*WHAT IS EXPECTED*
Skip all pictures, then print the remaining material exactly.

*MATERIAL FOR THIS TASK*
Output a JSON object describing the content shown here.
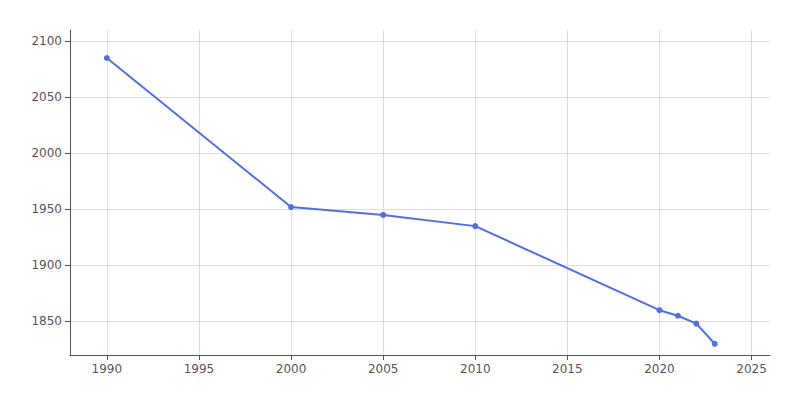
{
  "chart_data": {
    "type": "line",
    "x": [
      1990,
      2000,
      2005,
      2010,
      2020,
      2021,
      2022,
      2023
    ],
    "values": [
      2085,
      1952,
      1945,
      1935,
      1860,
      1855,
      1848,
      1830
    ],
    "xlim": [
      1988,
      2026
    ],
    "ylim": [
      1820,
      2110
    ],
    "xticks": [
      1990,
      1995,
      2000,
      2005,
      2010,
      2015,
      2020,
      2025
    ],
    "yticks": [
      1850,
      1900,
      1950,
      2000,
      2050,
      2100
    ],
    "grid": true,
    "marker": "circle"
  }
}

*EXERCISE SOLUTION*
Output a JSON object describing the content shown here.
{
  "chart_data": {
    "type": "line",
    "x": [
      1990,
      2000,
      2005,
      2010,
      2020,
      2021,
      2022,
      2023
    ],
    "values": [
      2085,
      1952,
      1945,
      1935,
      1860,
      1855,
      1848,
      1830
    ],
    "xlim": [
      1988,
      2026
    ],
    "ylim": [
      1820,
      2110
    ],
    "xticks": [
      1990,
      1995,
      2000,
      2005,
      2010,
      2015,
      2020,
      2025
    ],
    "yticks": [
      1850,
      1900,
      1950,
      2000,
      2050,
      2100
    ],
    "grid": true,
    "marker": "circle"
  }
}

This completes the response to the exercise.